Stored records
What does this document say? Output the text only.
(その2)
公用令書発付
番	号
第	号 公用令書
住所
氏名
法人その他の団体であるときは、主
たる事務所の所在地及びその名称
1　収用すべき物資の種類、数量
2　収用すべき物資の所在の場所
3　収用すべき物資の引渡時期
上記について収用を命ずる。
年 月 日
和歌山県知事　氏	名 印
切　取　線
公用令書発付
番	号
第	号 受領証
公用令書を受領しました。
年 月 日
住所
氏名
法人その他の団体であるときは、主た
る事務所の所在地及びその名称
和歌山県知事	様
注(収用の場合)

Aim of the task
Reproduce each entry exactly, leaving out nothing.

Result of this task
What does this document say? Output the text only.
(その2)
公用令書発付
番	号
第	号 公用令書
住所
氏名
法人その他の団体であるときは、主
たる事務所の所在地及びその名称
1　収用すべき物資の種類、数量
2　収用すべき物資の所在の場所
3　収用すべき物資の引渡時期
上記について収用を命ずる。
年 月 日
和歌山県知事　氏	名 印
切　取　線
公用令書発付
番	号
第	号 受領証
公用令書を受領しました。
年 月 日
住所
氏名
法人その他の団体であるときは、主た
る事務所の所在地及びその名称
和歌山県知事	様
注(収用の場合)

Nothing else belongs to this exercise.